## The task
Repeat the entries below verbatim, line for line.

(Records in a dataset)
========

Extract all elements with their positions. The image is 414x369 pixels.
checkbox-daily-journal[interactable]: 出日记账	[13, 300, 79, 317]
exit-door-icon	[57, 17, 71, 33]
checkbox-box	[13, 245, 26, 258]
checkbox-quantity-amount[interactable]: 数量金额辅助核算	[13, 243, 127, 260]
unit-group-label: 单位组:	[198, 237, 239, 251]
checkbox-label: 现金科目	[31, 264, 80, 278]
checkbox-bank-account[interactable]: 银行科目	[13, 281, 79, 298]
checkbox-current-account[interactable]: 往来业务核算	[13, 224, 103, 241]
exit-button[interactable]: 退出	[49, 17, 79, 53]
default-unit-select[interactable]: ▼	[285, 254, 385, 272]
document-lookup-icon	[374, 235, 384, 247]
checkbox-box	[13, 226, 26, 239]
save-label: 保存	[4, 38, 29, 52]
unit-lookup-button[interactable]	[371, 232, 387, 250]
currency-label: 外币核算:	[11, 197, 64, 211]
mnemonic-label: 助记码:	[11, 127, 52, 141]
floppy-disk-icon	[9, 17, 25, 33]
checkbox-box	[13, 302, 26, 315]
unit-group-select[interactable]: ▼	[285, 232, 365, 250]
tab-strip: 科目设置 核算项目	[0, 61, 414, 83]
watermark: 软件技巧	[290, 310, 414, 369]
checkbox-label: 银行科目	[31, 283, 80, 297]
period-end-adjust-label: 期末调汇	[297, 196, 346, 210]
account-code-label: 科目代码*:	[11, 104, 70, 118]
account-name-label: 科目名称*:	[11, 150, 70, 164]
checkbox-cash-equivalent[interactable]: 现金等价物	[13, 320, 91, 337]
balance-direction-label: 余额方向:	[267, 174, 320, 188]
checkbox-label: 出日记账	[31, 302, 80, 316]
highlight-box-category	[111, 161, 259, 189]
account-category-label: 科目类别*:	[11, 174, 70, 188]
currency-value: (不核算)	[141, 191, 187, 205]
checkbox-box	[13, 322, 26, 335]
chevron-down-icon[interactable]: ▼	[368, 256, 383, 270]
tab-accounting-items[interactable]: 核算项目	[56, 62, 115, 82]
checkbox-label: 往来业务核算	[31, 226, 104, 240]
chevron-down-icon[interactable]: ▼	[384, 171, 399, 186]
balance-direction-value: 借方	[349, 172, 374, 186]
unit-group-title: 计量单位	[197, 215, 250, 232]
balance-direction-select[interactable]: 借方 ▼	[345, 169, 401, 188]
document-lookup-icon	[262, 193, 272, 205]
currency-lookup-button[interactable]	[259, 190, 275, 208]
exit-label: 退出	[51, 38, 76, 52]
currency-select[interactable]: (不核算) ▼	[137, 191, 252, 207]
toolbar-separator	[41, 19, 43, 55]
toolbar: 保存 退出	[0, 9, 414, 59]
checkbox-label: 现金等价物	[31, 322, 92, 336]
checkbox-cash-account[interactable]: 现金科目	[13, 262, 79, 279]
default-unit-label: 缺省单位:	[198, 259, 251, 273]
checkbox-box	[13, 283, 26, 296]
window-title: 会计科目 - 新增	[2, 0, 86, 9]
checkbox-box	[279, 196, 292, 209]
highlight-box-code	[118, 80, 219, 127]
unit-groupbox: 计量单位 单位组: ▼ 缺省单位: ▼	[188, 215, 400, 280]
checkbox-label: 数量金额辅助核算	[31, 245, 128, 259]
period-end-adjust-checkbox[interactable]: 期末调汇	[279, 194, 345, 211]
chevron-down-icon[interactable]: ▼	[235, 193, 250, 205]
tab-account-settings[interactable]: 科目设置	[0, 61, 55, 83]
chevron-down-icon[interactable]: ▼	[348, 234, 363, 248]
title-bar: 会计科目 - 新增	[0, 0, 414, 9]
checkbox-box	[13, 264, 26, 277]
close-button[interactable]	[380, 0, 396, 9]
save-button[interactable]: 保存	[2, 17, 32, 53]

========

## Task solution
Extract all elements with their positions. The image is 414x369 pixels.
checkbox-daily-journal[interactable]: 出日记账	[13, 300, 79, 317]
exit-door-icon	[57, 17, 71, 33]
checkbox-box	[13, 245, 26, 258]
checkbox-quantity-amount[interactable]: 数量金额辅助核算	[13, 243, 127, 260]
unit-group-label: 单位组:	[198, 237, 239, 251]
checkbox-label: 现金科目	[31, 264, 80, 278]
checkbox-bank-account[interactable]: 银行科目	[13, 281, 79, 298]
checkbox-current-account[interactable]: 往来业务核算	[13, 224, 103, 241]
exit-button[interactable]: 退出	[49, 17, 79, 53]
default-unit-select[interactable]: ▼	[285, 254, 385, 272]
document-lookup-icon	[374, 235, 384, 247]
checkbox-box	[13, 226, 26, 239]
save-label: 保存	[4, 38, 29, 52]
unit-lookup-button[interactable]	[371, 232, 387, 250]
currency-label: 外币核算:	[11, 197, 64, 211]
mnemonic-label: 助记码:	[11, 127, 52, 141]
floppy-disk-icon	[9, 17, 25, 33]
checkbox-box	[13, 302, 26, 315]
unit-group-select[interactable]: ▼	[285, 232, 365, 250]
tab-strip: 科目设置 核算项目	[0, 61, 414, 83]
watermark: 软件技巧	[290, 310, 414, 369]
checkbox-label: 银行科目	[31, 283, 80, 297]
period-end-adjust-label: 期末调汇	[297, 196, 346, 210]
account-code-label: 科目代码*:	[11, 104, 70, 118]
account-name-label: 科目名称*:	[11, 150, 70, 164]
checkbox-cash-equivalent[interactable]: 现金等价物	[13, 320, 91, 337]
balance-direction-label: 余额方向:	[267, 174, 320, 188]
checkbox-label: 出日记账	[31, 302, 80, 316]
highlight-box-category	[111, 161, 259, 189]
account-category-label: 科目类别*:	[11, 174, 70, 188]
currency-value: (不核算)	[141, 191, 187, 205]
checkbox-box	[13, 322, 26, 335]
chevron-down-icon[interactable]: ▼	[368, 256, 383, 270]
tab-accounting-items[interactable]: 核算项目	[56, 62, 115, 82]
checkbox-label: 往来业务核算	[31, 226, 104, 240]
chevron-down-icon[interactable]: ▼	[384, 171, 399, 186]
balance-direction-value: 借方	[349, 172, 374, 186]
unit-group-title: 计量单位	[197, 215, 250, 232]
balance-direction-select[interactable]: 借方 ▼	[345, 169, 401, 188]
document-lookup-icon	[262, 193, 272, 205]
currency-lookup-button[interactable]	[259, 190, 275, 208]
exit-label: 退出	[51, 38, 76, 52]
currency-select[interactable]: (不核算) ▼	[137, 191, 252, 207]
toolbar-separator	[41, 19, 43, 55]
toolbar: 保存 退出	[0, 9, 414, 59]
checkbox-label: 现金等价物	[31, 322, 92, 336]
checkbox-cash-account[interactable]: 现金科目	[13, 262, 79, 279]
default-unit-label: 缺省单位:	[198, 259, 251, 273]
checkbox-box	[13, 283, 26, 296]
window-title: 会计科目 - 新增	[2, 0, 86, 9]
checkbox-box	[279, 196, 292, 209]
highlight-box-code	[118, 80, 219, 127]
unit-groupbox: 计量单位 单位组: ▼ 缺省单位: ▼	[188, 215, 400, 280]
checkbox-label: 数量金额辅助核算	[31, 245, 128, 259]
period-end-adjust-checkbox[interactable]: 期末调汇	[279, 194, 345, 211]
chevron-down-icon[interactable]: ▼	[235, 193, 250, 205]
tab-account-settings[interactable]: 科目设置	[0, 61, 55, 83]
chevron-down-icon[interactable]: ▼	[348, 234, 363, 248]
title-bar: 会计科目 - 新增	[0, 0, 414, 9]
checkbox-box	[13, 264, 26, 277]
close-button[interactable]	[380, 0, 396, 9]
save-button[interactable]: 保存	[2, 17, 32, 53]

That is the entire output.